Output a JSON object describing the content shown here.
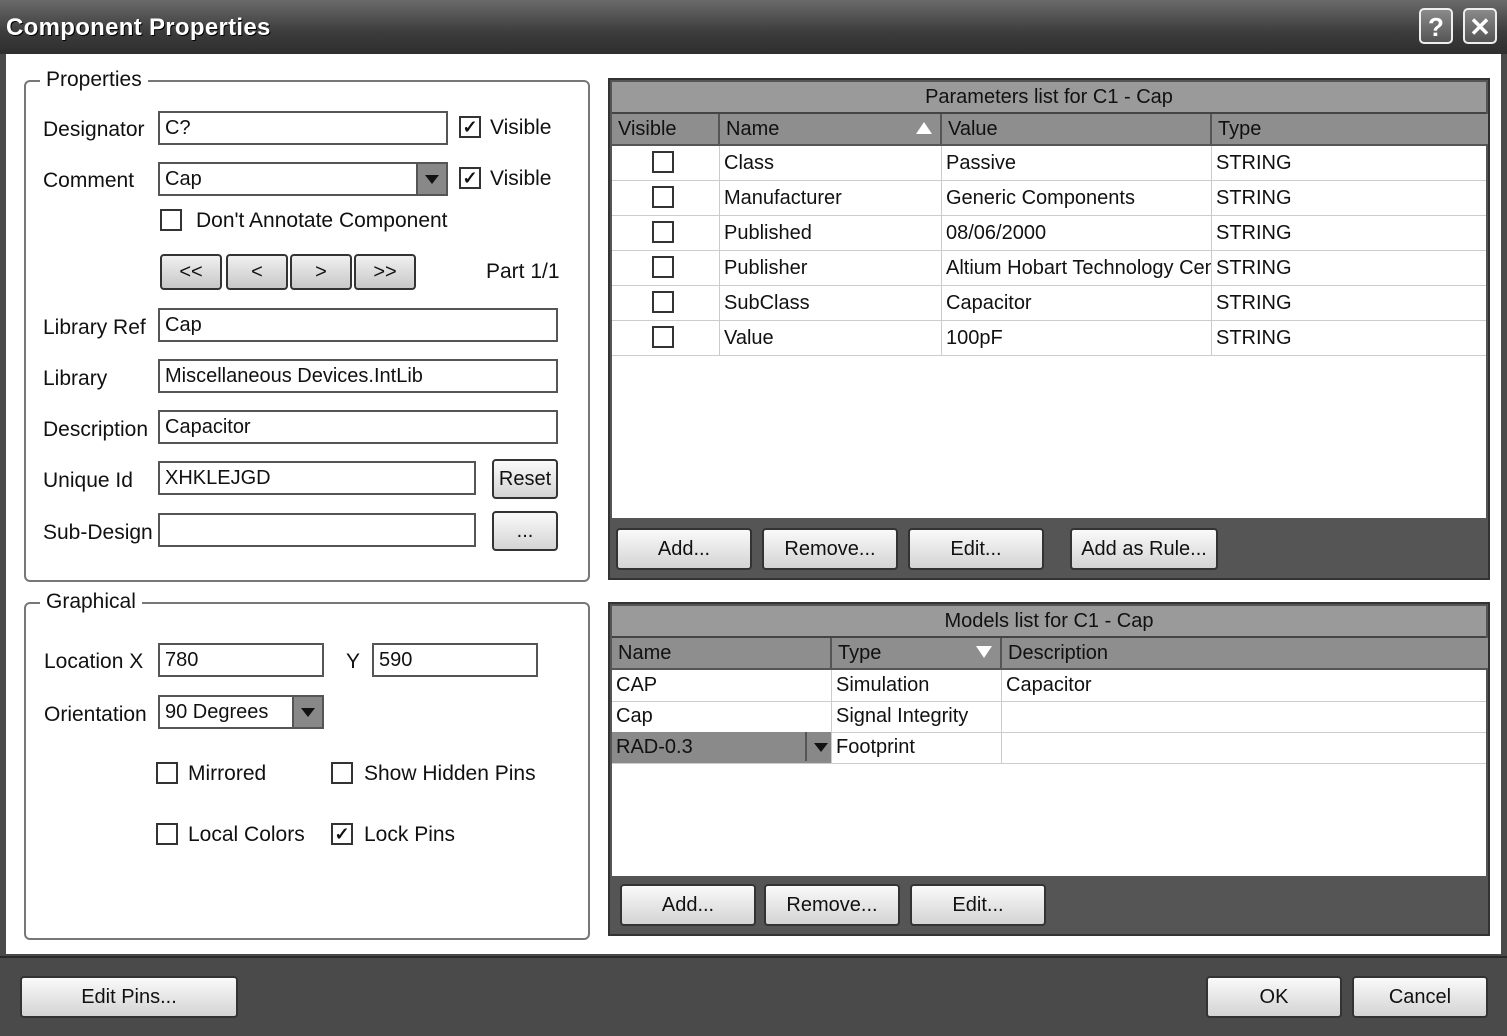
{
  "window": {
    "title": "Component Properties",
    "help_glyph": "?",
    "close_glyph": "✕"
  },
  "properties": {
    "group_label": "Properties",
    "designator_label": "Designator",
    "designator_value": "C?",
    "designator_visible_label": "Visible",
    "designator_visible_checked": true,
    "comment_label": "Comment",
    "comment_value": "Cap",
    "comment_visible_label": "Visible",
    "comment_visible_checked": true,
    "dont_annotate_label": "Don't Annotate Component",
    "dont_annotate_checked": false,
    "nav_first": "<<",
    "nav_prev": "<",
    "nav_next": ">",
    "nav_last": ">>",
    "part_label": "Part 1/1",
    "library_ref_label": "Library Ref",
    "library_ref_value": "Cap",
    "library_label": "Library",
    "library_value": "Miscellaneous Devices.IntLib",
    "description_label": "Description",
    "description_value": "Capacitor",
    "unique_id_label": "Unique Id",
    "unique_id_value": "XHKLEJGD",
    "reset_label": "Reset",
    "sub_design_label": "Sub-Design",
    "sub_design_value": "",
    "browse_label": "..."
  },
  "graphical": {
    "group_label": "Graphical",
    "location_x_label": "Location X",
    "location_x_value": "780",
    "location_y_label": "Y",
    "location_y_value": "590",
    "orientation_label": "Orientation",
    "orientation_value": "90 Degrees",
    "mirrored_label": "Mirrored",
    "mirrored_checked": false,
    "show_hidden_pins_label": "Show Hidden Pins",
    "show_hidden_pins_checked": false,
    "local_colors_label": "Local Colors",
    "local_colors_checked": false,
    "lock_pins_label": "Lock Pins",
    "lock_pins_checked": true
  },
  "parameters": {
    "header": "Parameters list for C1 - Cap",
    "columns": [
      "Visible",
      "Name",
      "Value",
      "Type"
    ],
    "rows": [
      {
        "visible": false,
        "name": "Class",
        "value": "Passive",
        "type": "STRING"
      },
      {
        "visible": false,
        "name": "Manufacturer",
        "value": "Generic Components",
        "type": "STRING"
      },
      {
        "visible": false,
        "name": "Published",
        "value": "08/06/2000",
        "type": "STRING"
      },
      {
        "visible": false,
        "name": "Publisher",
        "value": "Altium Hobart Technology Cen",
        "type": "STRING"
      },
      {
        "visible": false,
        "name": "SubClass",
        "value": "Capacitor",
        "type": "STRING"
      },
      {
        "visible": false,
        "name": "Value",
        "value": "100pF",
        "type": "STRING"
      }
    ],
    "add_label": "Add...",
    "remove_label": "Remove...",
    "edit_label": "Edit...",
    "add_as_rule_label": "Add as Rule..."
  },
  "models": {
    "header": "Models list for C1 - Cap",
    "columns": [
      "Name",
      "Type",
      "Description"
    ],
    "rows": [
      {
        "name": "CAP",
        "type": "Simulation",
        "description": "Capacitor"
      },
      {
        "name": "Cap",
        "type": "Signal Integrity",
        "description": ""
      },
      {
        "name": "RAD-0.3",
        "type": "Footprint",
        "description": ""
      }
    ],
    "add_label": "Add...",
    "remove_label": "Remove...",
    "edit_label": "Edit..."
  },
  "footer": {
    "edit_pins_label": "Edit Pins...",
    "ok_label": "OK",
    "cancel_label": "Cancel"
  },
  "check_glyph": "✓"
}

::::

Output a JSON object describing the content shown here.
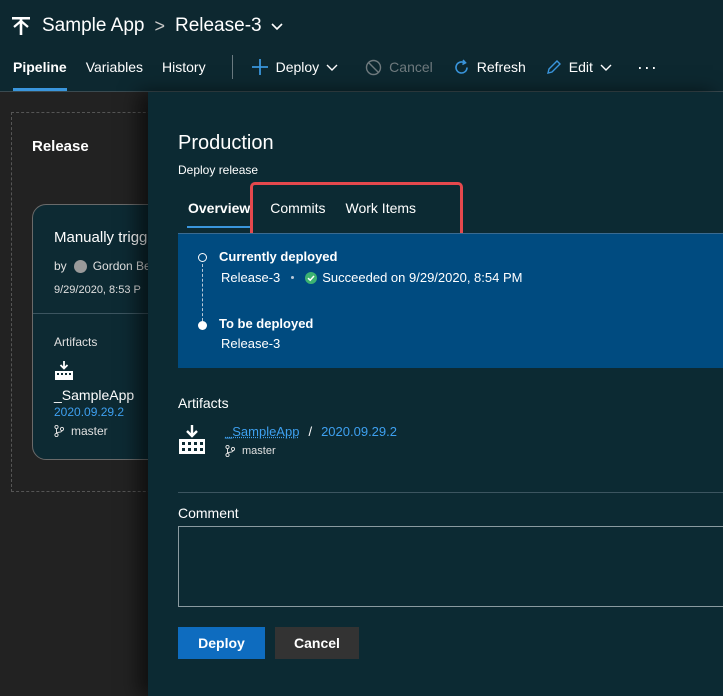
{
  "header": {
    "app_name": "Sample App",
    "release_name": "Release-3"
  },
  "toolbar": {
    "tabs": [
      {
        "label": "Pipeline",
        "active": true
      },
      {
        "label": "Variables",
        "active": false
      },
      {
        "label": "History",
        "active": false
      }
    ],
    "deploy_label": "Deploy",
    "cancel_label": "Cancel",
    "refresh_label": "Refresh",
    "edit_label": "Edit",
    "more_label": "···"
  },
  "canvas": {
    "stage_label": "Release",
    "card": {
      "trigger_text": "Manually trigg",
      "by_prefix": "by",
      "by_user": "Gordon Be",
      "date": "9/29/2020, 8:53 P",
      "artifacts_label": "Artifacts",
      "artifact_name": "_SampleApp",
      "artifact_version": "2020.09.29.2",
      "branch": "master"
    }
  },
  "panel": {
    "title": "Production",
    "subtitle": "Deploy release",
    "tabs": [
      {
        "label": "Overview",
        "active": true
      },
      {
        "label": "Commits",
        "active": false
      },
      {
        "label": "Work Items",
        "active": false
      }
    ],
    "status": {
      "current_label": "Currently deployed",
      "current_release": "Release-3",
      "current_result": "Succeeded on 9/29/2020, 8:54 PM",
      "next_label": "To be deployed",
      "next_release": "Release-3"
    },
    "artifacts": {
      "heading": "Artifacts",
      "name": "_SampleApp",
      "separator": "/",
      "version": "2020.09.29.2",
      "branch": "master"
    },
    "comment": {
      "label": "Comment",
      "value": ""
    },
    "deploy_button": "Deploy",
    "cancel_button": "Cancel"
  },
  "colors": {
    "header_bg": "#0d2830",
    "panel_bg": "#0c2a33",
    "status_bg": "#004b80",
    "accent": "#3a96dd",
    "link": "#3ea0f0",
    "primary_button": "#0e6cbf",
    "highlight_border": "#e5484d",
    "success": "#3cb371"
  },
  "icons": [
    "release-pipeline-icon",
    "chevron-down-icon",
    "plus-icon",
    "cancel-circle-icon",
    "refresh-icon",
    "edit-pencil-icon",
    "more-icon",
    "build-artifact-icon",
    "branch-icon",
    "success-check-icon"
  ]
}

::::

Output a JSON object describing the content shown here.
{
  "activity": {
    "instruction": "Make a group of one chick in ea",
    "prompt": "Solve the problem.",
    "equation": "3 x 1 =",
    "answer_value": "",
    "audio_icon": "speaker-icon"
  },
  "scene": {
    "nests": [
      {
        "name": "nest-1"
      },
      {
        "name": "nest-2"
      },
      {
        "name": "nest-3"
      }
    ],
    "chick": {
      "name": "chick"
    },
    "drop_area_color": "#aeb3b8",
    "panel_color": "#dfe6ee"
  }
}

::::

- WRITTEN PROBLEM: Extract each line from the entries above that contains the string "chick".

- RESULT FOR THIS EXERCISE:
    "instruction": "Make a group of one chick in ea",
    "chick": {
      "name": "chick"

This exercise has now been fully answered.